Reproduce every entry exactly and leave its pictures out.

### INFORMATION SHOWN
——————————
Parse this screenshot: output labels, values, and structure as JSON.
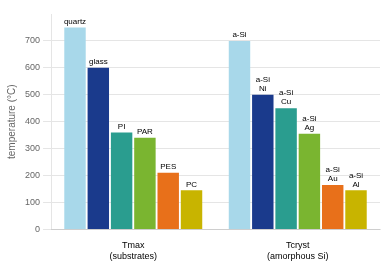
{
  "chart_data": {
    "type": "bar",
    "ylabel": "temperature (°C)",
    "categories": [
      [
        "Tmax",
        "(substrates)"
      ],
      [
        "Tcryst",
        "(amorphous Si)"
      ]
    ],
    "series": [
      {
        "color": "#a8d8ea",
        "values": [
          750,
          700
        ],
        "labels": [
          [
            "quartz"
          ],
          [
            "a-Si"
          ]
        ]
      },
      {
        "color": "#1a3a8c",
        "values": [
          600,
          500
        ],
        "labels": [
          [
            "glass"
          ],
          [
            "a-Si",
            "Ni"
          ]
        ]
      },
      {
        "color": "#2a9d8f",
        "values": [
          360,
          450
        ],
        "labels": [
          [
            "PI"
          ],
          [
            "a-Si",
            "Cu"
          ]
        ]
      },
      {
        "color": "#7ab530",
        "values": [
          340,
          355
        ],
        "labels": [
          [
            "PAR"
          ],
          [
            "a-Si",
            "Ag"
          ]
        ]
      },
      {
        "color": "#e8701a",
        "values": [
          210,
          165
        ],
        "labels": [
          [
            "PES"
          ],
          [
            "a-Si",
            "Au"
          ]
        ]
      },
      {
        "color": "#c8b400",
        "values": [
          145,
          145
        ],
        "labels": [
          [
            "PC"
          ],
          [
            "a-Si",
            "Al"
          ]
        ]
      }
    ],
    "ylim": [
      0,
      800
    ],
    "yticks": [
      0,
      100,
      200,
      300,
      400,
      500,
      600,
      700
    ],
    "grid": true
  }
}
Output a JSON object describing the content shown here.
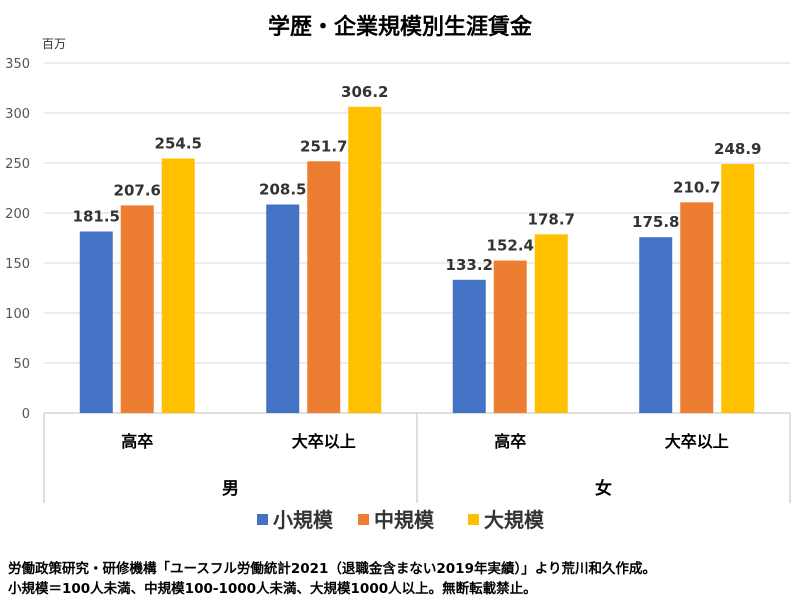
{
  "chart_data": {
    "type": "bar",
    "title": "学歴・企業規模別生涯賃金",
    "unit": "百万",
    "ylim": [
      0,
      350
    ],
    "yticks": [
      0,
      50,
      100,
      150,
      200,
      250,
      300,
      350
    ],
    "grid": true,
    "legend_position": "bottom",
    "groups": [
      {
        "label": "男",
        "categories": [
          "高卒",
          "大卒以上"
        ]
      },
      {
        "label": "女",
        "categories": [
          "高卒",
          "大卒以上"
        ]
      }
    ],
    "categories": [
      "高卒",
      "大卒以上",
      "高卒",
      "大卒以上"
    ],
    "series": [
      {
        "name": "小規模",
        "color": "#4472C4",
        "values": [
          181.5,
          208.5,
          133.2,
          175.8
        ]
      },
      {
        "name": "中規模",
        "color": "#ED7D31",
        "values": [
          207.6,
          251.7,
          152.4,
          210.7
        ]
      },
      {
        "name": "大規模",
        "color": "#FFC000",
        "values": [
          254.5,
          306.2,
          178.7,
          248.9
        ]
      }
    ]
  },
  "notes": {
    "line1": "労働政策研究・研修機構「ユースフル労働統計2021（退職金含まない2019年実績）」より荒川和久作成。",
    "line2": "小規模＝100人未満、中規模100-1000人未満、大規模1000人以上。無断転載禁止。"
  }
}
——————————
### TASK SOLUTION
Parse this screenshot: output labels, values, and structure as JSON.
{
  "chart_data": {
    "type": "bar",
    "ylabel": "temperature (°C)",
    "categories": [
      [
        "Tmax",
        "(substrates)"
      ],
      [
        "Tcryst",
        "(amorphous Si)"
      ]
    ],
    "series": [
      {
        "color": "#a8d8ea",
        "values": [
          750,
          700
        ],
        "labels": [
          [
            "quartz"
          ],
          [
            "a-Si"
          ]
        ]
      },
      {
        "color": "#1a3a8c",
        "values": [
          600,
          500
        ],
        "labels": [
          [
            "glass"
          ],
          [
            "a-Si",
            "Ni"
          ]
        ]
      },
      {
        "color": "#2a9d8f",
        "values": [
          360,
          450
        ],
        "labels": [
          [
            "PI"
          ],
          [
            "a-Si",
            "Cu"
          ]
        ]
      },
      {
        "color": "#7ab530",
        "values": [
          340,
          355
        ],
        "labels": [
          [
            "PAR"
          ],
          [
            "a-Si",
            "Ag"
          ]
        ]
      },
      {
        "color": "#e8701a",
        "values": [
          210,
          165
        ],
        "labels": [
          [
            "PES"
          ],
          [
            "a-Si",
            "Au"
          ]
        ]
      },
      {
        "color": "#c8b400",
        "values": [
          145,
          145
        ],
        "labels": [
          [
            "PC"
          ],
          [
            "a-Si",
            "Al"
          ]
        ]
      }
    ],
    "ylim": [
      0,
      800
    ],
    "yticks": [
      0,
      100,
      200,
      300,
      400,
      500,
      600,
      700
    ],
    "grid": true
  }
}
Output a JSON object describing the content shown here.
{
  "chart_data": {
    "type": "bar",
    "title": "学歴・企業規模別生涯賃金",
    "unit": "百万",
    "ylim": [
      0,
      350
    ],
    "yticks": [
      0,
      50,
      100,
      150,
      200,
      250,
      300,
      350
    ],
    "grid": true,
    "legend_position": "bottom",
    "groups": [
      {
        "label": "男",
        "categories": [
          "高卒",
          "大卒以上"
        ]
      },
      {
        "label": "女",
        "categories": [
          "高卒",
          "大卒以上"
        ]
      }
    ],
    "categories": [
      "高卒",
      "大卒以上",
      "高卒",
      "大卒以上"
    ],
    "series": [
      {
        "name": "小規模",
        "color": "#4472C4",
        "values": [
          181.5,
          208.5,
          133.2,
          175.8
        ]
      },
      {
        "name": "中規模",
        "color": "#ED7D31",
        "values": [
          207.6,
          251.7,
          152.4,
          210.7
        ]
      },
      {
        "name": "大規模",
        "color": "#FFC000",
        "values": [
          254.5,
          306.2,
          178.7,
          248.9
        ]
      }
    ]
  },
  "notes": {
    "line1": "労働政策研究・研修機構「ユースフル労働統計2021（退職金含まない2019年実績）」より荒川和久作成。",
    "line2": "小規模＝100人未満、中規模100-1000人未満、大規模1000人以上。無断転載禁止。"
  }
}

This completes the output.